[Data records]

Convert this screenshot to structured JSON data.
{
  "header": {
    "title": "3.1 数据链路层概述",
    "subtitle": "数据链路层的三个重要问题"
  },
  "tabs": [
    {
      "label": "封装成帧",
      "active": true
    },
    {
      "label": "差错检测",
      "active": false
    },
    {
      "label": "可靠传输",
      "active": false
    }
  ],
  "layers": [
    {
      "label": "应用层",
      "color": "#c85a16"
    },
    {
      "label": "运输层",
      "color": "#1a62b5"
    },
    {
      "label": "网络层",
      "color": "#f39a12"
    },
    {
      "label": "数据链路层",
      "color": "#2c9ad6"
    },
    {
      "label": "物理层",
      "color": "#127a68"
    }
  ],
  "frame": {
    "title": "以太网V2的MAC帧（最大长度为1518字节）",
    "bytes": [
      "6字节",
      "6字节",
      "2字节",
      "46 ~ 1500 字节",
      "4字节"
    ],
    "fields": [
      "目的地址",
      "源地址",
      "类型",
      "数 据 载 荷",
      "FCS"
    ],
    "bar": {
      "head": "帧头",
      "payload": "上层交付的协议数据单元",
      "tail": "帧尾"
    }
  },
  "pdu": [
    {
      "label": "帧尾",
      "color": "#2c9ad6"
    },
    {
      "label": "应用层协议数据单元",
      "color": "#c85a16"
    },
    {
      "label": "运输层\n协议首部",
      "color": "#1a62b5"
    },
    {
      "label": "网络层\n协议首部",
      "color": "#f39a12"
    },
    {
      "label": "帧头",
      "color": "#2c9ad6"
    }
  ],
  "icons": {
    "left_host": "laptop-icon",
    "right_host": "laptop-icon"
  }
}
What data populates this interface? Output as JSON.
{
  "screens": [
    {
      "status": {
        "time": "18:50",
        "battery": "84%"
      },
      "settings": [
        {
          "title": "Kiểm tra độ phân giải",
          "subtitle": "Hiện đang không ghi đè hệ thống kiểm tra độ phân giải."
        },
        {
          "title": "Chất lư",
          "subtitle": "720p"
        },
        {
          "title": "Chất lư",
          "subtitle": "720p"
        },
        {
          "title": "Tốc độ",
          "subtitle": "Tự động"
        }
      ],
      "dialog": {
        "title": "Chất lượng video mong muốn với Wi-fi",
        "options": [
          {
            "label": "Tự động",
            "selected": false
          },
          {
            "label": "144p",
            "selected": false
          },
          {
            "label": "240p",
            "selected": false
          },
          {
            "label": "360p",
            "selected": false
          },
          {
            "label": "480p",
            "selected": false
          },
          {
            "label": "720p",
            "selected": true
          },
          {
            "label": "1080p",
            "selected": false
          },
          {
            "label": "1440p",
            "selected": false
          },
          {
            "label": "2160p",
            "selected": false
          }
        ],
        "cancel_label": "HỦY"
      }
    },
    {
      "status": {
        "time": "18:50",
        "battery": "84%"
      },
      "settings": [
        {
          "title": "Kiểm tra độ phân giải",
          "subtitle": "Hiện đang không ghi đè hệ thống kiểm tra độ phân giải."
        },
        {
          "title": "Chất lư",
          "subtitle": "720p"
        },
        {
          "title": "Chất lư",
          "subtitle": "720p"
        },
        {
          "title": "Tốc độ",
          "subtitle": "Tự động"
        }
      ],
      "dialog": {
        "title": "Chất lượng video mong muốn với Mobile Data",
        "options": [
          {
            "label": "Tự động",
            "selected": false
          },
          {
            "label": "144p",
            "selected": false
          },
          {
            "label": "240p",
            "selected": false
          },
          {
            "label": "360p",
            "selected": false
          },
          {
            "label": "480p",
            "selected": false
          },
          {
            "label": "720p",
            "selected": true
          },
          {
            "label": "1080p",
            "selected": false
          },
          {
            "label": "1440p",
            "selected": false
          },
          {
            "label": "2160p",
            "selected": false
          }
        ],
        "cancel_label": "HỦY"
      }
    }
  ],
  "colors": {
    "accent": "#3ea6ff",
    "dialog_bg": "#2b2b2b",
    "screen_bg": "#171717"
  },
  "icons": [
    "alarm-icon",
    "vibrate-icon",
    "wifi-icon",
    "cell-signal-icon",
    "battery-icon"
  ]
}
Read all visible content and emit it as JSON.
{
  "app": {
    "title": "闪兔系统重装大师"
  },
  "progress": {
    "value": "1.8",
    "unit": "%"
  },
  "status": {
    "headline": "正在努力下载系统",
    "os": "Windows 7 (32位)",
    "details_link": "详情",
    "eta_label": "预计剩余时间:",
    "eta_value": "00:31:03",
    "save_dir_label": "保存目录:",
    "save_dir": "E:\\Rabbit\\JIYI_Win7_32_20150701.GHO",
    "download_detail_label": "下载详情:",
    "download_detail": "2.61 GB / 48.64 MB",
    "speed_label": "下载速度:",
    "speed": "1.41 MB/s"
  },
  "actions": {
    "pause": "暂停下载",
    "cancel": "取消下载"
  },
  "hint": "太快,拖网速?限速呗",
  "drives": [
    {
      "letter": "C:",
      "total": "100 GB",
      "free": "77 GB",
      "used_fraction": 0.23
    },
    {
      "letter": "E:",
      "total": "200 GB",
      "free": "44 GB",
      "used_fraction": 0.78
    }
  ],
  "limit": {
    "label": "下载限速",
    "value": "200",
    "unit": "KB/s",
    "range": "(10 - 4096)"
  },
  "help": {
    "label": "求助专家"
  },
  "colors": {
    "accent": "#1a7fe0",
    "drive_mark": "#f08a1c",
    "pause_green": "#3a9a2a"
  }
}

▸ **AIM OF THE TASK**
Output all of the data again. Match it exactly.

▸ **REPLY TO THE EXERCISE**
Convert this screenshot to structured JSON data.
{
  "header": {
    "title": "3.1 数据链路层概述",
    "subtitle": "数据链路层的三个重要问题"
  },
  "tabs": [
    {
      "label": "封装成帧",
      "active": true
    },
    {
      "label": "差错检测",
      "active": false
    },
    {
      "label": "可靠传输",
      "active": false
    }
  ],
  "layers": [
    {
      "label": "应用层",
      "color": "#c85a16"
    },
    {
      "label": "运输层",
      "color": "#1a62b5"
    },
    {
      "label": "网络层",
      "color": "#f39a12"
    },
    {
      "label": "数据链路层",
      "color": "#2c9ad6"
    },
    {
      "label": "物理层",
      "color": "#127a68"
    }
  ],
  "frame": {
    "title": "以太网V2的MAC帧（最大长度为1518字节）",
    "bytes": [
      "6字节",
      "6字节",
      "2字节",
      "46 ~ 1500 字节",
      "4字节"
    ],
    "fields": [
      "目的地址",
      "源地址",
      "类型",
      "数 据 载 荷",
      "FCS"
    ],
    "bar": {
      "head": "帧头",
      "payload": "上层交付的协议数据单元",
      "tail": "帧尾"
    }
  },
  "pdu": [
    {
      "label": "帧尾",
      "color": "#2c9ad6"
    },
    {
      "label": "应用层协议数据单元",
      "color": "#c85a16"
    },
    {
      "label": "运输层\n协议首部",
      "color": "#1a62b5"
    },
    {
      "label": "网络层\n协议首部",
      "color": "#f39a12"
    },
    {
      "label": "帧头",
      "color": "#2c9ad6"
    }
  ],
  "icons": {
    "left_host": "laptop-icon",
    "right_host": "laptop-icon"
  }
}
What data populates this interface? Output as JSON.
{
  "screens": [
    {
      "status": {
        "time": "18:50",
        "battery": "84%"
      },
      "settings": [
        {
          "title": "Kiểm tra độ phân giải",
          "subtitle": "Hiện đang không ghi đè hệ thống kiểm tra độ phân giải."
        },
        {
          "title": "Chất lư",
          "subtitle": "720p"
        },
        {
          "title": "Chất lư",
          "subtitle": "720p"
        },
        {
          "title": "Tốc độ",
          "subtitle": "Tự động"
        }
      ],
      "dialog": {
        "title": "Chất lượng video mong muốn với Wi-fi",
        "options": [
          {
            "label": "Tự động",
            "selected": false
          },
          {
            "label": "144p",
            "selected": false
          },
          {
            "label": "240p",
            "selected": false
          },
          {
            "label": "360p",
            "selected": false
          },
          {
            "label": "480p",
            "selected": false
          },
          {
            "label": "720p",
            "selected": true
          },
          {
            "label": "1080p",
            "selected": false
          },
          {
            "label": "1440p",
            "selected": false
          },
          {
            "label": "2160p",
            "selected": false
          }
        ],
        "cancel_label": "HỦY"
      }
    },
    {
      "status": {
        "time": "18:50",
        "battery": "84%"
      },
      "settings": [
        {
          "title": "Kiểm tra độ phân giải",
          "subtitle": "Hiện đang không ghi đè hệ thống kiểm tra độ phân giải."
        },
        {
          "title": "Chất lư",
          "subtitle": "720p"
        },
        {
          "title": "Chất lư",
          "subtitle": "720p"
        },
        {
          "title": "Tốc độ",
          "subtitle": "Tự động"
        }
      ],
      "dialog": {
        "title": "Chất lượng video mong muốn với Mobile Data",
        "options": [
          {
            "label": "Tự động",
            "selected": false
          },
          {
            "label": "144p",
            "selected": false
          },
          {
            "label": "240p",
            "selected": false
          },
          {
            "label": "360p",
            "selected": false
          },
          {
            "label": "480p",
            "selected": false
          },
          {
            "label": "720p",
            "selected": true
          },
          {
            "label": "1080p",
            "selected": false
          },
          {
            "label": "1440p",
            "selected": false
          },
          {
            "label": "2160p",
            "selected": false
          }
        ],
        "cancel_label": "HỦY"
      }
    }
  ],
  "colors": {
    "accent": "#3ea6ff",
    "dialog_bg": "#2b2b2b",
    "screen_bg": "#171717"
  },
  "icons": [
    "alarm-icon",
    "vibrate-icon",
    "wifi-icon",
    "cell-signal-icon",
    "battery-icon"
  ]
}
Read all visible content and emit it as JSON.
{
  "app": {
    "title": "闪兔系统重装大师"
  },
  "progress": {
    "value": "1.8",
    "unit": "%"
  },
  "status": {
    "headline": "正在努力下载系统",
    "os": "Windows 7 (32位)",
    "details_link": "详情",
    "eta_label": "预计剩余时间:",
    "eta_value": "00:31:03",
    "save_dir_label": "保存目录:",
    "save_dir": "E:\\Rabbit\\JIYI_Win7_32_20150701.GHO",
    "download_detail_label": "下载详情:",
    "download_detail": "2.61 GB / 48.64 MB",
    "speed_label": "下载速度:",
    "speed": "1.41 MB/s"
  },
  "actions": {
    "pause": "暂停下载",
    "cancel": "取消下载"
  },
  "hint": "太快,拖网速?限速呗",
  "drives": [
    {
      "letter": "C:",
      "total": "100 GB",
      "free": "77 GB",
      "used_fraction": 0.23
    },
    {
      "letter": "E:",
      "total": "200 GB",
      "free": "44 GB",
      "used_fraction": 0.78
    }
  ],
  "limit": {
    "label": "下载限速",
    "value": "200",
    "unit": "KB/s",
    "range": "(10 - 4096)"
  },
  "help": {
    "label": "求助专家"
  },
  "colors": {
    "accent": "#1a7fe0",
    "drive_mark": "#f08a1c",
    "pause_green": "#3a9a2a"
  }
}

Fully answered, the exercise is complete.